Stored records:
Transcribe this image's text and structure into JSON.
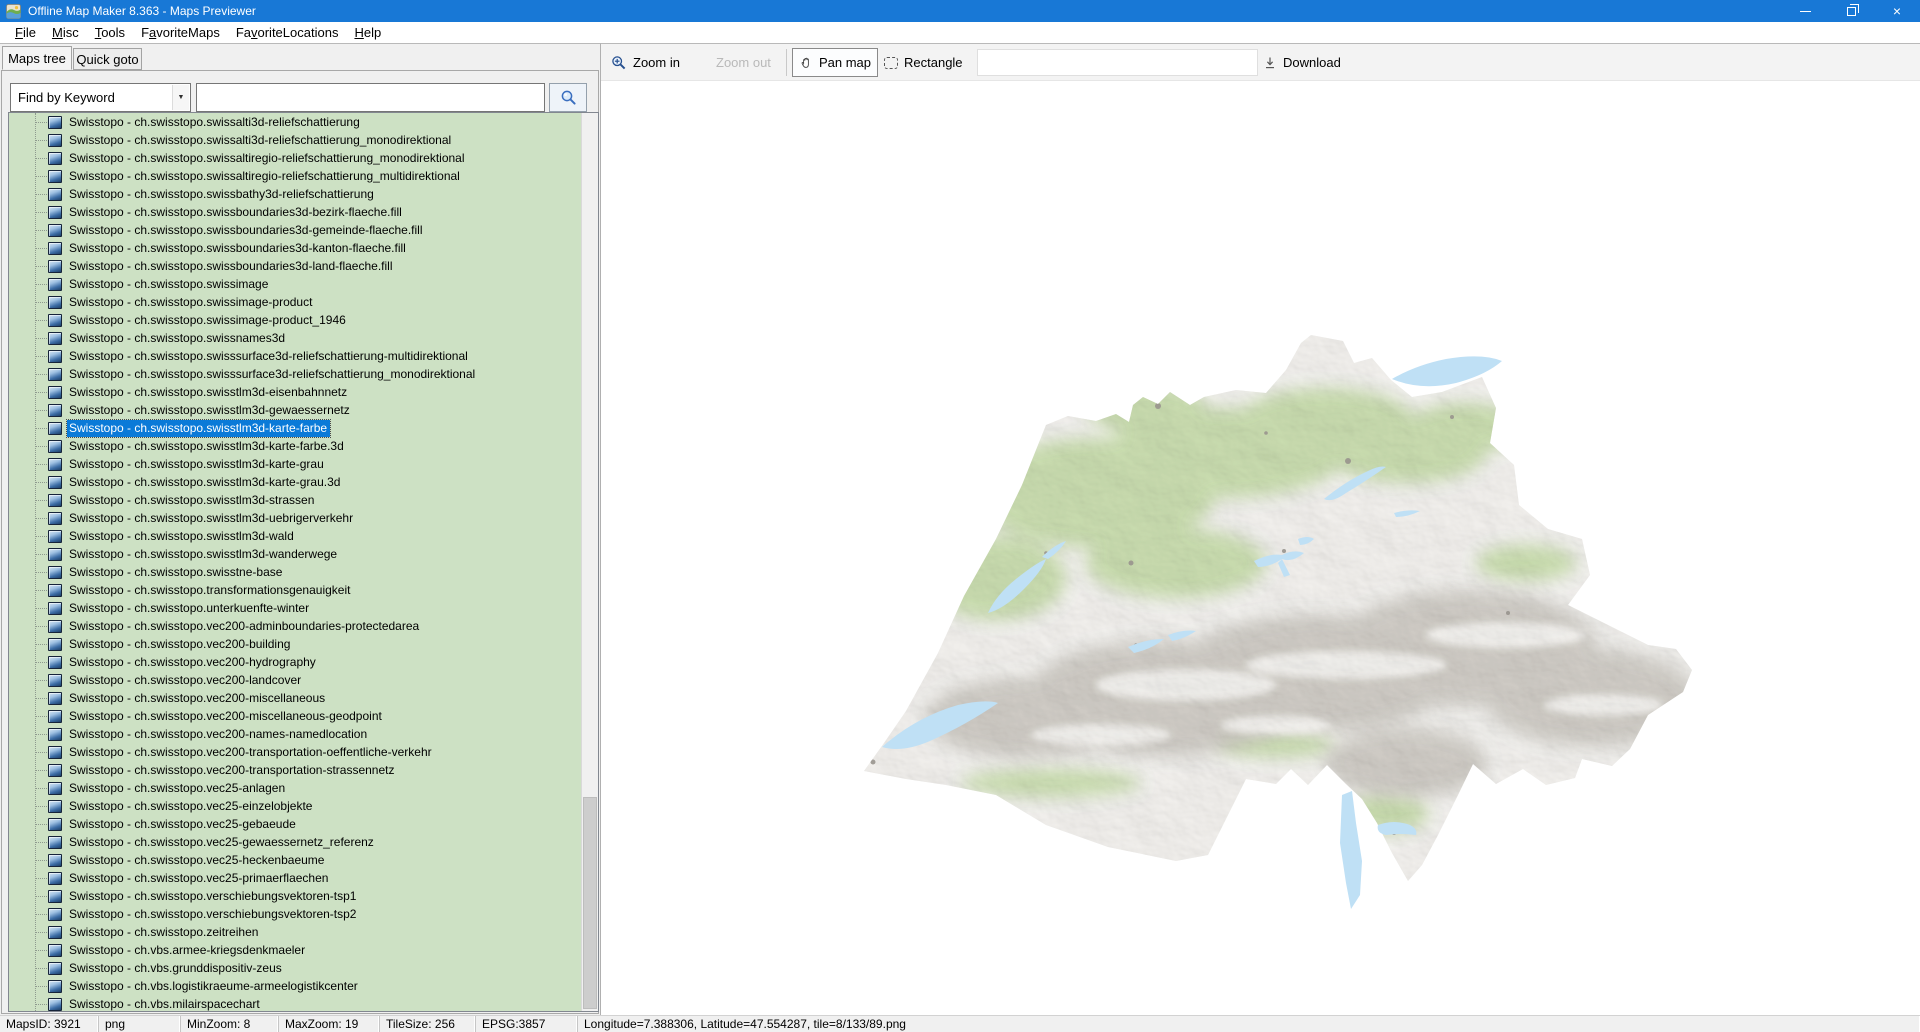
{
  "window": {
    "title": "Offline Map Maker 8.363 - Maps Previewer",
    "controls": {
      "minimize": "minimize",
      "restore": "restore",
      "close": "close"
    }
  },
  "menu": {
    "items": [
      {
        "label": "File",
        "accel_index": 0
      },
      {
        "label": "Misc",
        "accel_index": 0
      },
      {
        "label": "Tools",
        "accel_index": 0
      },
      {
        "label": "FavoriteMaps",
        "accel_index": 1
      },
      {
        "label": "FavoriteLocations",
        "accel_index": 2
      },
      {
        "label": "Help",
        "accel_index": 0
      }
    ]
  },
  "tabs": {
    "maps_tree": "Maps tree",
    "quick_goto": "Quick goto"
  },
  "search": {
    "filter_selected": "Find by Keyword",
    "query_value": "",
    "query_placeholder": "",
    "button_icon": "magnifier-icon"
  },
  "maps_tree": {
    "selected_index": 17,
    "items": [
      "Swisstopo - ch.swisstopo.swissalti3d-reliefschattierung",
      "Swisstopo - ch.swisstopo.swissalti3d-reliefschattierung_monodirektional",
      "Swisstopo - ch.swisstopo.swissaltiregio-reliefschattierung_monodirektional",
      "Swisstopo - ch.swisstopo.swissaltiregio-reliefschattierung_multidirektional",
      "Swisstopo - ch.swisstopo.swissbathy3d-reliefschattierung",
      "Swisstopo - ch.swisstopo.swissboundaries3d-bezirk-flaeche.fill",
      "Swisstopo - ch.swisstopo.swissboundaries3d-gemeinde-flaeche.fill",
      "Swisstopo - ch.swisstopo.swissboundaries3d-kanton-flaeche.fill",
      "Swisstopo - ch.swisstopo.swissboundaries3d-land-flaeche.fill",
      "Swisstopo - ch.swisstopo.swissimage",
      "Swisstopo - ch.swisstopo.swissimage-product",
      "Swisstopo - ch.swisstopo.swissimage-product_1946",
      "Swisstopo - ch.swisstopo.swissnames3d",
      "Swisstopo - ch.swisstopo.swisssurface3d-reliefschattierung-multidirektional",
      "Swisstopo - ch.swisstopo.swisssurface3d-reliefschattierung_monodirektional",
      "Swisstopo - ch.swisstopo.swisstlm3d-eisenbahnnetz",
      "Swisstopo - ch.swisstopo.swisstlm3d-gewaessernetz",
      "Swisstopo - ch.swisstopo.swisstlm3d-karte-farbe",
      "Swisstopo - ch.swisstopo.swisstlm3d-karte-farbe.3d",
      "Swisstopo - ch.swisstopo.swisstlm3d-karte-grau",
      "Swisstopo - ch.swisstopo.swisstlm3d-karte-grau.3d",
      "Swisstopo - ch.swisstopo.swisstlm3d-strassen",
      "Swisstopo - ch.swisstopo.swisstlm3d-uebrigerverkehr",
      "Swisstopo - ch.swisstopo.swisstlm3d-wald",
      "Swisstopo - ch.swisstopo.swisstlm3d-wanderwege",
      "Swisstopo - ch.swisstopo.swisstne-base",
      "Swisstopo - ch.swisstopo.transformationsgenauigkeit",
      "Swisstopo - ch.swisstopo.unterkuenfte-winter",
      "Swisstopo - ch.swisstopo.vec200-adminboundaries-protectedarea",
      "Swisstopo - ch.swisstopo.vec200-building",
      "Swisstopo - ch.swisstopo.vec200-hydrography",
      "Swisstopo - ch.swisstopo.vec200-landcover",
      "Swisstopo - ch.swisstopo.vec200-miscellaneous",
      "Swisstopo - ch.swisstopo.vec200-miscellaneous-geodpoint",
      "Swisstopo - ch.swisstopo.vec200-names-namedlocation",
      "Swisstopo - ch.swisstopo.vec200-transportation-oeffentliche-verkehr",
      "Swisstopo - ch.swisstopo.vec200-transportation-strassennetz",
      "Swisstopo - ch.swisstopo.vec25-anlagen",
      "Swisstopo - ch.swisstopo.vec25-einzelobjekte",
      "Swisstopo - ch.swisstopo.vec25-gebaeude",
      "Swisstopo - ch.swisstopo.vec25-gewaessernetz_referenz",
      "Swisstopo - ch.swisstopo.vec25-heckenbaeume",
      "Swisstopo - ch.swisstopo.vec25-primaerflaechen",
      "Swisstopo - ch.swisstopo.verschiebungsvektoren-tsp1",
      "Swisstopo - ch.swisstopo.verschiebungsvektoren-tsp2",
      "Swisstopo - ch.swisstopo.zeitreihen",
      "Swisstopo - ch.vbs.armee-kriegsdenkmaeler",
      "Swisstopo - ch.vbs.grunddispositiv-zeus",
      "Swisstopo - ch.vbs.logistikraeume-armeelogistikcenter",
      "Swisstopo - ch.vbs.milairspacechart"
    ]
  },
  "toolbar": {
    "zoom_in": "Zoom in",
    "zoom_out": "Zoom out",
    "pan_map": "Pan map",
    "rectangle": "Rectangle",
    "input_value": "",
    "download": "Download",
    "active_tool": "Pan map"
  },
  "statusbar": {
    "maps_id": "MapsID: 3921",
    "format": "png",
    "min_zoom": "MinZoom: 8",
    "max_zoom": "MaxZoom: 19",
    "tile_size": "TileSize: 256",
    "epsg": "EPSG:3857",
    "position": "Longitude=7.388306, Latitude=47.554287, tile=8/133/89.png"
  },
  "map": {
    "description": "Topographic relief preview of Switzerland on white background",
    "colors": {
      "selection": "#0a7ad8",
      "list_background": "#cde1c4",
      "titlebar": "#1878d6",
      "land_base": "#e8e6e1",
      "vegetation_green": "#c2d9a4",
      "alpine_gray": "#c6c2bb",
      "lake_blue": "#bfe0f5"
    }
  }
}
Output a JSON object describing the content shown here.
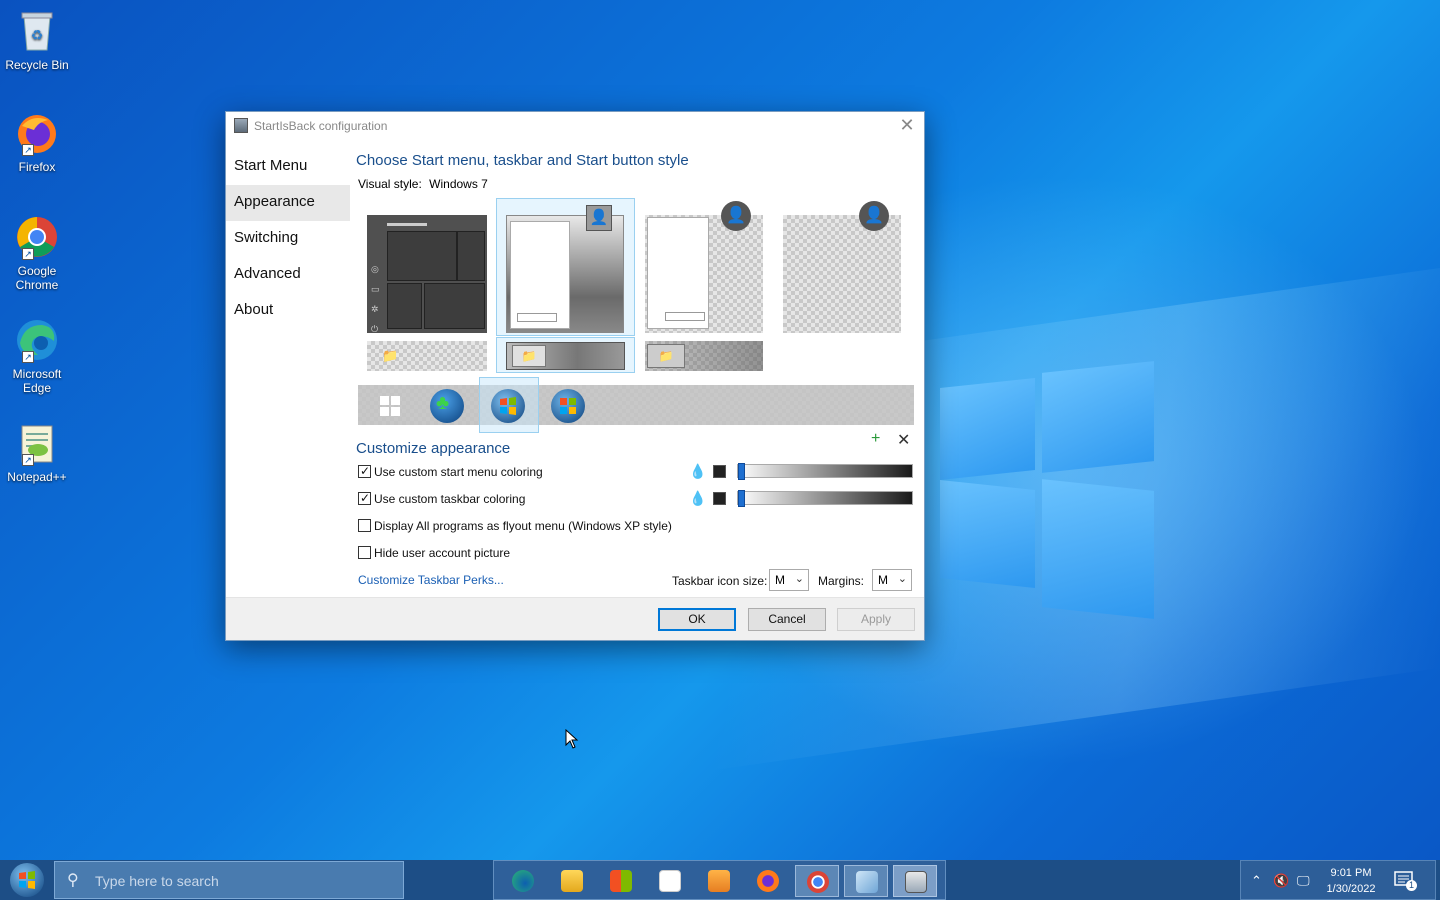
{
  "desktop": {
    "icons": [
      {
        "label": "Recycle Bin"
      },
      {
        "label": "Firefox"
      },
      {
        "label": "Google Chrome"
      },
      {
        "label": "Microsoft Edge"
      },
      {
        "label": "Notepad++"
      }
    ]
  },
  "dialog": {
    "title": "StartIsBack configuration",
    "nav": [
      {
        "label": "Start Menu"
      },
      {
        "label": "Appearance"
      },
      {
        "label": "Switching"
      },
      {
        "label": "Advanced"
      },
      {
        "label": "About"
      }
    ],
    "heading": "Choose Start menu, taskbar and Start button style",
    "visual_style_label": "Visual style:",
    "visual_style_value": "Windows 7",
    "customize_title": "Customize appearance",
    "options": [
      {
        "label": "Use custom start menu coloring",
        "checked": true
      },
      {
        "label": "Use custom taskbar coloring",
        "checked": true
      },
      {
        "label": "Display All programs as flyout menu (Windows XP style)",
        "checked": false
      },
      {
        "label": "Hide user account picture",
        "checked": false
      }
    ],
    "perks_link": "Customize Taskbar Perks...",
    "icon_size_label": "Taskbar icon size:",
    "icon_size_value": "M",
    "margins_label": "Margins:",
    "margins_value": "M",
    "ok": "OK",
    "cancel": "Cancel",
    "apply": "Apply"
  },
  "taskbar": {
    "search_placeholder": "Type here to search",
    "time": "9:01 PM",
    "date": "1/30/2022",
    "notification_count": "1"
  },
  "colors": {
    "accent": "#0078d7",
    "heading": "#1a4f8c",
    "link": "#1a5fb4"
  }
}
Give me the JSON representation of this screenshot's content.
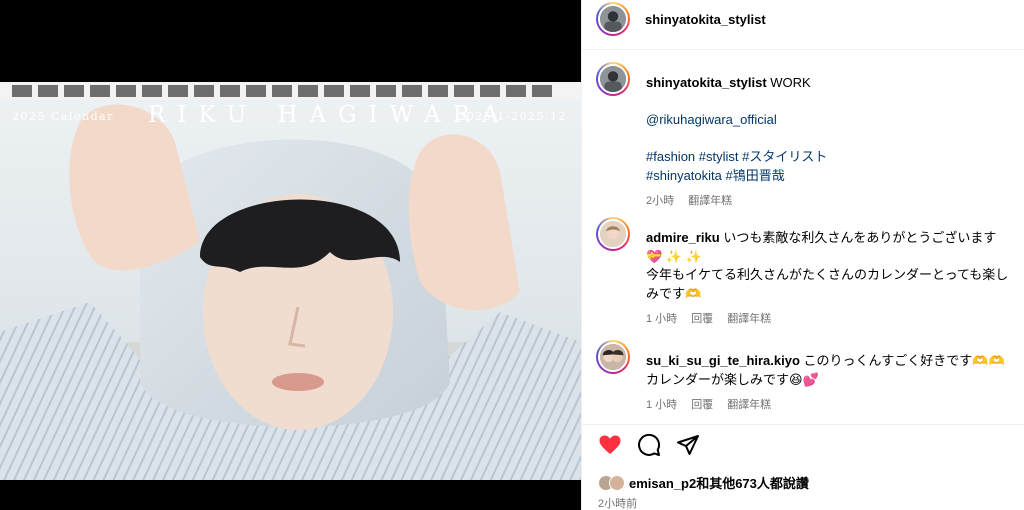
{
  "post": {
    "author": "shinyatokita_stylist"
  },
  "calendar": {
    "year_label": "2025 Calendar",
    "title": "RIKU HAGIWARA",
    "range": "2025.1-2025.12"
  },
  "caption": {
    "username": "shinyatokita_stylist",
    "text": "WORK",
    "mention": "@rikuhagiwara_official",
    "hashtags_line1": "#fashion #stylist #スタイリスト",
    "hashtags_line2": "#shinyatokita #鴇田晋哉",
    "time": "2小時",
    "translate": "翻譯年糕"
  },
  "comments": [
    {
      "username": "admire_riku",
      "text": "いつも素敵な利久さんをありがとうございます",
      "emoji": "💝 ✨ ✨",
      "text2": "今年もイケてる利久さんがたくさんのカレンダーとっても楽しみです🫶",
      "time": "1 小時",
      "reply": "回覆",
      "translate": "翻譯年糕"
    },
    {
      "username": "su_ki_su_gi_te_hira.kiyo",
      "text": "このりっくんすごく好きです🫶🫶",
      "text2": "カレンダーが楽しみです😆💕",
      "time": "1 小時",
      "reply": "回覆",
      "translate": "翻譯年糕"
    }
  ],
  "footer": {
    "likes_text": "emisan_p2和其他673人都說讚",
    "time": "2小時前"
  },
  "colors": {
    "like": "#ff3040",
    "link": "#00376b",
    "muted": "#737373"
  },
  "icons": [
    "heart-icon",
    "comment-icon",
    "share-icon"
  ]
}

[Do this] Search the preceding listing for "Windows" and extract every line where it is found.

[Output for this exercise]
    "visual_style_value": "Windows 7",
        "label": "Display All programs as flyout menu (Windows XP style)",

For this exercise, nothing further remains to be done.